Every line containing the word "page" needs to be found and copied.

-- start of Material for this task --

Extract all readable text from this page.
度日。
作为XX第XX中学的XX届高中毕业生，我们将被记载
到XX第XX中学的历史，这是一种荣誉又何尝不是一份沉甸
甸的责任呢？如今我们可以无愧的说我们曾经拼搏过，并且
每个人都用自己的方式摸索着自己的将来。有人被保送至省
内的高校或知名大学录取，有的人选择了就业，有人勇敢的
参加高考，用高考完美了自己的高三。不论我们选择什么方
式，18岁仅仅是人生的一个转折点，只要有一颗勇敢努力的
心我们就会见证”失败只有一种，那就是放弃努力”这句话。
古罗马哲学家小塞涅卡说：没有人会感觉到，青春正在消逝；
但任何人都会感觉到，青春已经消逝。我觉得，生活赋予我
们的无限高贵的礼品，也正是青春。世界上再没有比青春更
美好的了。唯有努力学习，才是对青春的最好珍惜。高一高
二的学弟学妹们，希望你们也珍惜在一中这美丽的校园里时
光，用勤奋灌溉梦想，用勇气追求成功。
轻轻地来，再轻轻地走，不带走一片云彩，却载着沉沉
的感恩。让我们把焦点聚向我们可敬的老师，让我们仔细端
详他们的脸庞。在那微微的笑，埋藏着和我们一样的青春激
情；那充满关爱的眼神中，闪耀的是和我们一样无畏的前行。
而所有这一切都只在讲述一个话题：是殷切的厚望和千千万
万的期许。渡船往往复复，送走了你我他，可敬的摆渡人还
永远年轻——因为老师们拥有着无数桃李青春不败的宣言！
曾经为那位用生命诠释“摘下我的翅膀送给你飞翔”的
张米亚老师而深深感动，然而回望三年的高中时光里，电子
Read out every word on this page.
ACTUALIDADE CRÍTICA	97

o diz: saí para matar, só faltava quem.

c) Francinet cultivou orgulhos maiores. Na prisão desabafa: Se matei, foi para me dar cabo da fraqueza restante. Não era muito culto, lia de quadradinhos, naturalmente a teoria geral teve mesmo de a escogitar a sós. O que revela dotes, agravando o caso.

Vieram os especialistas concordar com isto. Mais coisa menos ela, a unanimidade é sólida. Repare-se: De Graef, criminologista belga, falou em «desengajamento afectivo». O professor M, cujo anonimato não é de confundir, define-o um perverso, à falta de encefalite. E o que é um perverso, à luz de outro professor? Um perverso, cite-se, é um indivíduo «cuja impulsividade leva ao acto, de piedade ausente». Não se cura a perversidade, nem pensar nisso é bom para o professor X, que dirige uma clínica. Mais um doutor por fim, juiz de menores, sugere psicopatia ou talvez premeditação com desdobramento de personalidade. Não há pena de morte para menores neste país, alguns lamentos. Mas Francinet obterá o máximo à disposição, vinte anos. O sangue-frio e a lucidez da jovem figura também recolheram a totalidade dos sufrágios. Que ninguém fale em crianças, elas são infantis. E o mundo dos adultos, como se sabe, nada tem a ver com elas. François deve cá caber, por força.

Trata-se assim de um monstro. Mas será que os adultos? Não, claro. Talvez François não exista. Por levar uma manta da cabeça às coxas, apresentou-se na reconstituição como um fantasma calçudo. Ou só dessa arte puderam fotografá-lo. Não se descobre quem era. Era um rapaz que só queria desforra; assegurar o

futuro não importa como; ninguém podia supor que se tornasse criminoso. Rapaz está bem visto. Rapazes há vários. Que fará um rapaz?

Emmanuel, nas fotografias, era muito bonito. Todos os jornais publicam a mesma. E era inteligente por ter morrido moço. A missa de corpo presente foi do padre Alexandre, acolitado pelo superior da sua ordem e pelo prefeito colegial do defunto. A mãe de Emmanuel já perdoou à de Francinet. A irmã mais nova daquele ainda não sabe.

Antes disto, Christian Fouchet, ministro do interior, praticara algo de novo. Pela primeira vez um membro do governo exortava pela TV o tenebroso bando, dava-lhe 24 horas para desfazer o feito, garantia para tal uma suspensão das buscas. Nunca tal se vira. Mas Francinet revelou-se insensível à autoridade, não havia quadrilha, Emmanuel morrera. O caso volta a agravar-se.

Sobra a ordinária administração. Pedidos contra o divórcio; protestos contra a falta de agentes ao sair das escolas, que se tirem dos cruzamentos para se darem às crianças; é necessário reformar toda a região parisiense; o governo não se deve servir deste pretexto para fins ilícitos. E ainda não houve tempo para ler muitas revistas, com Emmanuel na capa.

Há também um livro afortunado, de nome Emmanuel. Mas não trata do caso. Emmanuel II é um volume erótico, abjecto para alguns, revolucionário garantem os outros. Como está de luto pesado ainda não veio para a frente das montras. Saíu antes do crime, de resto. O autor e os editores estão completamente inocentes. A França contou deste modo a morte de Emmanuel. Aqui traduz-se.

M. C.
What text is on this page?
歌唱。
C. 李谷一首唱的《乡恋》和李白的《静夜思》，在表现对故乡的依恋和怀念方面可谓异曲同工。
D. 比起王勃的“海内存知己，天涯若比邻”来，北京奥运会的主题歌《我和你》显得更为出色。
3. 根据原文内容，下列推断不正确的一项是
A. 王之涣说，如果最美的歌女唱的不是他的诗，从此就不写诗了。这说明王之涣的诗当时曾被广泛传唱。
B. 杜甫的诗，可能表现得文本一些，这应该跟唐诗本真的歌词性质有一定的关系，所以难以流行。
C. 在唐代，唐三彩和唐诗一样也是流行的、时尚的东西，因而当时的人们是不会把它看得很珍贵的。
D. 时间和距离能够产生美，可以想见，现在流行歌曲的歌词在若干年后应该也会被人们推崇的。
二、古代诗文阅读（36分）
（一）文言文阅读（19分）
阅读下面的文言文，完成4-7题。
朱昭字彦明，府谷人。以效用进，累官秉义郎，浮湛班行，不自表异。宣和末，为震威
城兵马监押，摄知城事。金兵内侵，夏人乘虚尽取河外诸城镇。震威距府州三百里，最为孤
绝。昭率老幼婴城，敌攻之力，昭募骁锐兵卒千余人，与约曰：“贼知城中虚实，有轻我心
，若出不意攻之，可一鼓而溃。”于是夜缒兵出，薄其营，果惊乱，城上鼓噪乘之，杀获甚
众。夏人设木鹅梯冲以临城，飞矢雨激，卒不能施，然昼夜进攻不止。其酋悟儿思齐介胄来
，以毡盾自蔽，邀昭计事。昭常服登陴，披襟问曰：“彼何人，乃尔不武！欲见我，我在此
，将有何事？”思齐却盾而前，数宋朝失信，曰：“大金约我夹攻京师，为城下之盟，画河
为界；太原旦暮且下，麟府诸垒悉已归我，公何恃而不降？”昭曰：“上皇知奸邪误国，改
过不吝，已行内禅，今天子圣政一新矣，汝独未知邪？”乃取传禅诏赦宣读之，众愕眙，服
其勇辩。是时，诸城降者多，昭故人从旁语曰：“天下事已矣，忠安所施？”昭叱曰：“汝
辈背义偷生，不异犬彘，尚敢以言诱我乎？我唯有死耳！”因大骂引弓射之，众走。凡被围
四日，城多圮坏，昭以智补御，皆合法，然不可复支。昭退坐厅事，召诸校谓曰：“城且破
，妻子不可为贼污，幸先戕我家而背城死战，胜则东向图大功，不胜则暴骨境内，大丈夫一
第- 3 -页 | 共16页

-- end of Material for this task --

- Exercise result -
Extract all readable text from this page.
Read out every word on this page.
What text is on this page?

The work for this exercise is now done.